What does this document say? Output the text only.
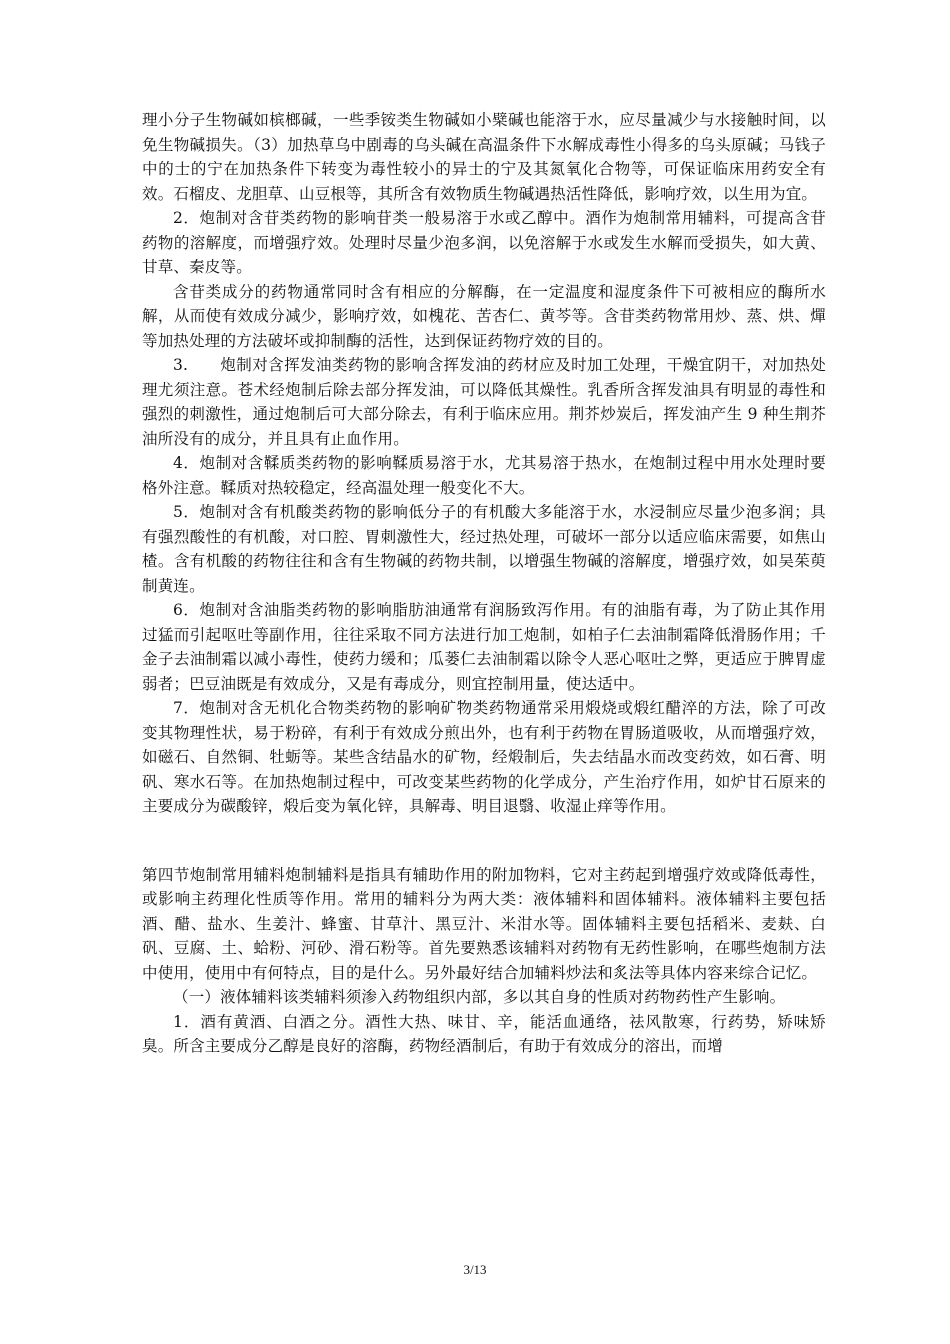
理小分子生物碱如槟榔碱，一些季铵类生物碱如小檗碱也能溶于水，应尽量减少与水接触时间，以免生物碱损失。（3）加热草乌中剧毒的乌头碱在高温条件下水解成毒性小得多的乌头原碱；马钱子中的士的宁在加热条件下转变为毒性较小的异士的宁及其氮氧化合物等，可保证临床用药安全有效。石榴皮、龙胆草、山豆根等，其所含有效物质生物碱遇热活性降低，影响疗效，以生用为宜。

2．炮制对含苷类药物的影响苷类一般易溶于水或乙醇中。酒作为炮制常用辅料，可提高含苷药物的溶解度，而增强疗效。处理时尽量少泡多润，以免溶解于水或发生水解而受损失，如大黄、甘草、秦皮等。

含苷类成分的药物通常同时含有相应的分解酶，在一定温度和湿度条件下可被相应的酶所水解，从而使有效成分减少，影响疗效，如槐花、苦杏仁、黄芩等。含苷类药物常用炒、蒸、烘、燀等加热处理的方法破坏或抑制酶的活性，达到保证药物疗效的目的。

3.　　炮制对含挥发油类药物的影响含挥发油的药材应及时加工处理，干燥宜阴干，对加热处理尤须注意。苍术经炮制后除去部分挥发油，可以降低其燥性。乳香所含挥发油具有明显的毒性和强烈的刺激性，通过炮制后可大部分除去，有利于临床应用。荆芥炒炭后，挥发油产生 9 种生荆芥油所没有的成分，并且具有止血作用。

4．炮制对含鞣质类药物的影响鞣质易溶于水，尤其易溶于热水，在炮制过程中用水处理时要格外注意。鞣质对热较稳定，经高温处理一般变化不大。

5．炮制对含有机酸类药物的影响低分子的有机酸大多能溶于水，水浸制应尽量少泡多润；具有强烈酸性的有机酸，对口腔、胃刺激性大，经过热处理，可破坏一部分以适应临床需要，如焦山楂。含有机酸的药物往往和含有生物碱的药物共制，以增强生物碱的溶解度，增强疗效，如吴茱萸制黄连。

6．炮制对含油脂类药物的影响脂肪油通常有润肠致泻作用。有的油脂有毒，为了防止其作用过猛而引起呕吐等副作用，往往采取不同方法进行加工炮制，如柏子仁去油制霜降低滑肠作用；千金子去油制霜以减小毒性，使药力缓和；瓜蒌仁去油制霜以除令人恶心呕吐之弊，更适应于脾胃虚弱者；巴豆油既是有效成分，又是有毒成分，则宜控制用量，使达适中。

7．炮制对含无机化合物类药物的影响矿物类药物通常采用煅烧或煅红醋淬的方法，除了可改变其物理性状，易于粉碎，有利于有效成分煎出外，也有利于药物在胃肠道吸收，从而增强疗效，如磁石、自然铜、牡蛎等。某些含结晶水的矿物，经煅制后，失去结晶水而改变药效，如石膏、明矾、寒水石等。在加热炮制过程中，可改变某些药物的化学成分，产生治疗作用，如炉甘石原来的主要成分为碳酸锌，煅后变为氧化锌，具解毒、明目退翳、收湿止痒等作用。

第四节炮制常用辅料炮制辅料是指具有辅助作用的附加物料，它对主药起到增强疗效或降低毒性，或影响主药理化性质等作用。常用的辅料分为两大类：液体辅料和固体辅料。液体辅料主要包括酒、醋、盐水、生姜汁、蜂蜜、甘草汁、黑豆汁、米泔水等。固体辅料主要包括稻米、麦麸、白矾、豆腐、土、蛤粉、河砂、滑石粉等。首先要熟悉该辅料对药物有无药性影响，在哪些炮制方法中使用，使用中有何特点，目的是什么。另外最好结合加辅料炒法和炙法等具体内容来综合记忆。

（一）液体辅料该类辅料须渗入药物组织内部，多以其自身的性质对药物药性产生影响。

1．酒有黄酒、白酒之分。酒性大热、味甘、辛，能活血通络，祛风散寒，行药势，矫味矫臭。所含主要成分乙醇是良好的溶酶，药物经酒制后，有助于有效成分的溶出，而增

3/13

* * *

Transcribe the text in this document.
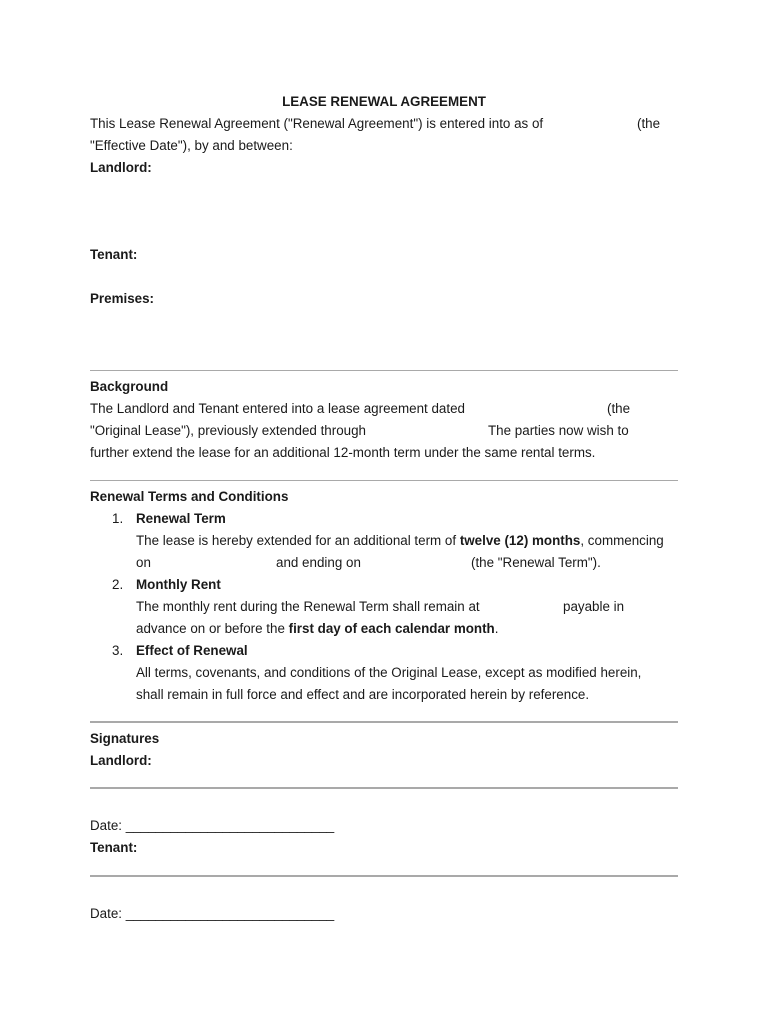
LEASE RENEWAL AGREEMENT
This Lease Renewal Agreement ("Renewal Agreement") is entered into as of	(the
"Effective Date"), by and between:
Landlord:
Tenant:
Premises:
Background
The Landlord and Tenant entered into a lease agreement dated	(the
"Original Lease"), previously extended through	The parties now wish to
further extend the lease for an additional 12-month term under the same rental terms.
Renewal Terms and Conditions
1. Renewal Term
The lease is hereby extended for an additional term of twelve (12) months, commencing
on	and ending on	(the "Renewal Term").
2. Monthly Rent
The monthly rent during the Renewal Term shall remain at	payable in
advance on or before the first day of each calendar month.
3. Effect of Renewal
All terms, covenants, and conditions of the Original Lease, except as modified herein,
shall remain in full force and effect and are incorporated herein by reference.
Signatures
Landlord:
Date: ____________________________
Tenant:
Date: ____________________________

STATED TASK ::
Go through the listing above and locate each line that holds the word "shall". Copy those lines.

THE REPLY ::
The monthly rent during the Renewal Term shall remain at	payable in
shall remain in full force and effect and are incorporated herein by reference.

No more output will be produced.